*ARTICLE*

<<<<

We all have favourite summertime books. Some people pick up good, thick fantasy novels; others dive deep into intense realistic books like Rohinton Mistry’s “A Fine Balance.” Others look for light romances and perhaps the odd new cookery book.

I picked up another Morse novel!

If you haven’t read the Morse series, this is probably not the book you should pick up first. Though the chronology of the series is not that significant, I think one should start with the early Morse books first. You can becomes familiar with the slightly younger detective (maybe in his fifties?) before diving into the later Morse books.

“Death is Now my Neighbour” is the second to last book in the series, followed only by “The Remorseful Day,” which I have already read. Here Dexter gives us some fairly major revelations about the character of Morse, including what his first name is!

Throughout the series, we know Morse as Morse only. Often characters will ask Morse for his first name and question him about it. He refuses to say a thing. “Morse” he’ll say abruptly, rebuffing anyone who dare question him. I was surprised that Dexter finally reveals Morse’s first name, and the revelation is to both the reader and to Morse’s long-time sergeant, Lewis.

What is the name? Read the book or check out other internet sites that give it away! I won’t say anything, except that if I were Morse, laden with such a name, I’d certainly go by my last name only, or invent some other name for myself!

>>>>

*PROBLEM SET*
• a. Based on the post, is each statement true: (i) "Death is Now my Neighbour" is the last book in the Morse series; (ii) the book reveals Morse's first name; (iii) the post tells the reader what that first name is? For each, answer yes or no and quote the words from the post that decide it.
• b. Copy out the records word for word, from their first line through the line containing "- lon-label-bottom: 0°: [572, 857, 592, 877]", including both of those lines.

*A run of records*
<<<<

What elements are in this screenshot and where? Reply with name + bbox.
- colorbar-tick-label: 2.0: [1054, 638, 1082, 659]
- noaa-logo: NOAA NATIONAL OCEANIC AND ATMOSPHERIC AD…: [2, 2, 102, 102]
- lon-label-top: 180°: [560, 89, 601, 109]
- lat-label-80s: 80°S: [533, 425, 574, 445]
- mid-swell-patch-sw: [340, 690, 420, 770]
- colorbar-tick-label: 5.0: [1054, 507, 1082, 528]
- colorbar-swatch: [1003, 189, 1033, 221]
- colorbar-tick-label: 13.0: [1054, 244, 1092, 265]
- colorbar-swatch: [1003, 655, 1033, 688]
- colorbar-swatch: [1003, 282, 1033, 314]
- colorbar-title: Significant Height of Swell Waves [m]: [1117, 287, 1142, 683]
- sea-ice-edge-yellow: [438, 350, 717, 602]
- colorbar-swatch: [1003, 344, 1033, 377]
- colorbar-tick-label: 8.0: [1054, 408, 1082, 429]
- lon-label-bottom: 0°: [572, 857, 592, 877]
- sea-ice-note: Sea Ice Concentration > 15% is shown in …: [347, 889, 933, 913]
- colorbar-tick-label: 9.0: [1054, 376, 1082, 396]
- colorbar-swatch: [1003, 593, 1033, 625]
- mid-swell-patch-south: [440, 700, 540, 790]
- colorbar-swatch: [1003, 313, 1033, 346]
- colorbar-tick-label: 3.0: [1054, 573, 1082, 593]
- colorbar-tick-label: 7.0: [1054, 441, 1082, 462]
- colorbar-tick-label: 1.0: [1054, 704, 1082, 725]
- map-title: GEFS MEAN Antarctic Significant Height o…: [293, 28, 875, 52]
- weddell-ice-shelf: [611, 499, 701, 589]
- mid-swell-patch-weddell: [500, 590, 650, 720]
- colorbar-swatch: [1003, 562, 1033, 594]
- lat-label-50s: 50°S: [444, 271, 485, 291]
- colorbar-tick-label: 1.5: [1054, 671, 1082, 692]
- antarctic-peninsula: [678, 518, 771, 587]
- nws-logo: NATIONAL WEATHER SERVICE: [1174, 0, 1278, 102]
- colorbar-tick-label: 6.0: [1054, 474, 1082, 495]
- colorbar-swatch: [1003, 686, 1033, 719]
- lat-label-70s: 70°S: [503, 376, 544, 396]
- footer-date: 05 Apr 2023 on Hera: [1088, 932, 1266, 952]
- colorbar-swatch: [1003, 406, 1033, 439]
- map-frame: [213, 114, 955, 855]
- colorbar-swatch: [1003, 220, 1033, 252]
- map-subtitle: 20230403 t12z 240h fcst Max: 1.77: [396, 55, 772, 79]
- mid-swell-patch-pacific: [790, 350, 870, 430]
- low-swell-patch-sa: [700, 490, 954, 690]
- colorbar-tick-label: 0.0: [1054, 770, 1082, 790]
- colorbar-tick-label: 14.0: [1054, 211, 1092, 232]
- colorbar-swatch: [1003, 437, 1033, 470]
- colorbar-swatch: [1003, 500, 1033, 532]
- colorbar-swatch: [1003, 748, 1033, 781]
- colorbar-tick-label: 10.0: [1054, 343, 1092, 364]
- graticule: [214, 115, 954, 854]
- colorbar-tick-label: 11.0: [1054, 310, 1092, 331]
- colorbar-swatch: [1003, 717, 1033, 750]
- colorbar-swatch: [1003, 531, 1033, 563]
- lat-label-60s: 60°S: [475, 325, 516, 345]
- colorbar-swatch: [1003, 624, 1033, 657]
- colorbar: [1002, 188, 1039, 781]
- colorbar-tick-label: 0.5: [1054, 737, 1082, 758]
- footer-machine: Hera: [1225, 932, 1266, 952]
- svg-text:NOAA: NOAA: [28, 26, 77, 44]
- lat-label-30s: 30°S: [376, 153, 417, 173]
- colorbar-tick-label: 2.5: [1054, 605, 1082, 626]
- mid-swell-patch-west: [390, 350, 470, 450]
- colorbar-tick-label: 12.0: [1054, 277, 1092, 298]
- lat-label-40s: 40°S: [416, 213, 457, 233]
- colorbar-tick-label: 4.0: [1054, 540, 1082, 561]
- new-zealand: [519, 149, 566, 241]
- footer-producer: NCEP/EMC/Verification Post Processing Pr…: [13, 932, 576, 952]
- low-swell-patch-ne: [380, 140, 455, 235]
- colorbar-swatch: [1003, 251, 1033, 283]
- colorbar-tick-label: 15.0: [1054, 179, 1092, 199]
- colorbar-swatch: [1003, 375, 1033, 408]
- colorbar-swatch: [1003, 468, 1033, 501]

>>>>

*WORKED SOLUTIONS*
• a.
(i) No: "“Death is Now my Neighbour” is the second to last book in the series, followed only by “The Remorseful Day,”"
(ii) Yes: "Dexter gives us some fairly major revelations about the character of Morse, including what his first name is!"
(iii) No: "I won’t say anything"

• b.
What elements are in this screenshot and where? Reply with name + bbox.
- colorbar-tick-label: 2.0: [1054, 638, 1082, 659]
- noaa-logo: NOAA NATIONAL OCEANIC AND ATMOSPHERIC AD…: [2, 2, 102, 102]
- lon-label-top: 180°: [560, 89, 601, 109]
- lat-label-80s: 80°S: [533, 425, 574, 445]
- mid-swell-patch-sw: [340, 690, 420, 770]
- colorbar-tick-label: 5.0: [1054, 507, 1082, 528]
- colorbar-swatch: [1003, 189, 1033, 221]
- colorbar-tick-label: 13.0: [1054, 244, 1092, 265]
- colorbar-swatch: [1003, 655, 1033, 688]
- colorbar-swatch: [1003, 282, 1033, 314]
- colorbar-title: Significant Height of Swell Waves [m]: [1117, 287, 1142, 683]
- sea-ice-edge-yellow: [438, 350, 717, 602]
- colorbar-swatch: [1003, 344, 1033, 377]
- colorbar-tick-label: 8.0: [1054, 408, 1082, 429]
- lon-label-bottom: 0°: [572, 857, 592, 877]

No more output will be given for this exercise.